What you will do
Determine the number of lines that contain the word "title", then state that number and nothing more.

[Stored entries]

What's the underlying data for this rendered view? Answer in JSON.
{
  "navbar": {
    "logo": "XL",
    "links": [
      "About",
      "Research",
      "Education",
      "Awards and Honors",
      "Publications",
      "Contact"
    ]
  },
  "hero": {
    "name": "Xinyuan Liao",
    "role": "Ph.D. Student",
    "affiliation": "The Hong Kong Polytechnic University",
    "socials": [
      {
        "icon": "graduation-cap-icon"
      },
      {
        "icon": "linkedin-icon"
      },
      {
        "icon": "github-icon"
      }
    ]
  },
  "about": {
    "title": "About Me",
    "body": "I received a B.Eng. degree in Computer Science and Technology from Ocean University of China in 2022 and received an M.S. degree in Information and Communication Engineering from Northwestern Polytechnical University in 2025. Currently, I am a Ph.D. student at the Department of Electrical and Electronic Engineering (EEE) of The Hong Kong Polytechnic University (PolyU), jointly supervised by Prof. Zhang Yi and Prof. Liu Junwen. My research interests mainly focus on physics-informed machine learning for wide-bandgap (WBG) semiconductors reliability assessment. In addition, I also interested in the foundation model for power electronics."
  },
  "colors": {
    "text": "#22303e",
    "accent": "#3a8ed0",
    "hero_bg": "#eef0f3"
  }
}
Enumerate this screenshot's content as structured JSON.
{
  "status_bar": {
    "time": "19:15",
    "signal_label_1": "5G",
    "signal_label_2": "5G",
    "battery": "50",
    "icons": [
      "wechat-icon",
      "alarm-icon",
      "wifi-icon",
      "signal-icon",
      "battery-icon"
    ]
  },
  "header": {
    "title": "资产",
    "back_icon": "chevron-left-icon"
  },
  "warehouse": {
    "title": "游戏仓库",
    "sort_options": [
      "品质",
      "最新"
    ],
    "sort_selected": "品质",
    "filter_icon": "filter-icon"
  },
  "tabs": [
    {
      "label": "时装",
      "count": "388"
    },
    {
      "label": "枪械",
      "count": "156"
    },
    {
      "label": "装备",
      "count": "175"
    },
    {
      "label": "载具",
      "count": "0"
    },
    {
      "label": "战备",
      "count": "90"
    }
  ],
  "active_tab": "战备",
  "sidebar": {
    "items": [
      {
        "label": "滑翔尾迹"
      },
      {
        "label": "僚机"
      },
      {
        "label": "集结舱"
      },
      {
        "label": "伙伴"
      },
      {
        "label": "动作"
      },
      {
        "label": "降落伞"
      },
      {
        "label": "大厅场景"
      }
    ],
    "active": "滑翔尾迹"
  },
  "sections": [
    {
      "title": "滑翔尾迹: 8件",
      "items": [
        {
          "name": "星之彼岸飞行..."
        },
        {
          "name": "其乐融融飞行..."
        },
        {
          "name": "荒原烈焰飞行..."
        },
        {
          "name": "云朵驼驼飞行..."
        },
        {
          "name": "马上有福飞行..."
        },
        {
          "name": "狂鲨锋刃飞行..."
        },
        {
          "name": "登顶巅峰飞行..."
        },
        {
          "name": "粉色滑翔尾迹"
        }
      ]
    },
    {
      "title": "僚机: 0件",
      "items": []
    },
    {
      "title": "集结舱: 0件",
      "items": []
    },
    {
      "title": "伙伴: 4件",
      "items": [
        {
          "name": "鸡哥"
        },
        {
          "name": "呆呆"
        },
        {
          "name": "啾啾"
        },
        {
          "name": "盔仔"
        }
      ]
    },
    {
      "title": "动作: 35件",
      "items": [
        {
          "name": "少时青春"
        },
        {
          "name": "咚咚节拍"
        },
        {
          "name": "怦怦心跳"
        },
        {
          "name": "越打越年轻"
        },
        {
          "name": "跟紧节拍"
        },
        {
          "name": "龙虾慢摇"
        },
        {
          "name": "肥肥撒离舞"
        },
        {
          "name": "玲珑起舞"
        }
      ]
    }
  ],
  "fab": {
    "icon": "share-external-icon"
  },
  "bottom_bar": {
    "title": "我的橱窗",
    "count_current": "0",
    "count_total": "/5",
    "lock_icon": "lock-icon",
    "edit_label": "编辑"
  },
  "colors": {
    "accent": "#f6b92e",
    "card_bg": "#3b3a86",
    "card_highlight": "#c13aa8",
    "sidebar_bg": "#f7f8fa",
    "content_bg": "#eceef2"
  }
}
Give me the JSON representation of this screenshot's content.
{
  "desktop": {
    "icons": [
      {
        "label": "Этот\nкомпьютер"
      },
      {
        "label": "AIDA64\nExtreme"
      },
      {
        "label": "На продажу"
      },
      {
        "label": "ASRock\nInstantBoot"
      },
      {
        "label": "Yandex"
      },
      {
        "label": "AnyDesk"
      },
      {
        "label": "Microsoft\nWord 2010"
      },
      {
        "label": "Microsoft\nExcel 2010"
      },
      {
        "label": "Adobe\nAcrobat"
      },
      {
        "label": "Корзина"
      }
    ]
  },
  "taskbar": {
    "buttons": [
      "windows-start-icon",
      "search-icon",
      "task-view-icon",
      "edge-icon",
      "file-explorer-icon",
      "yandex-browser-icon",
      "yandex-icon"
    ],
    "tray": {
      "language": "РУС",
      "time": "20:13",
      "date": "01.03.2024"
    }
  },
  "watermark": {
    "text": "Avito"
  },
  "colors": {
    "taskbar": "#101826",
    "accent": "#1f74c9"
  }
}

Output
9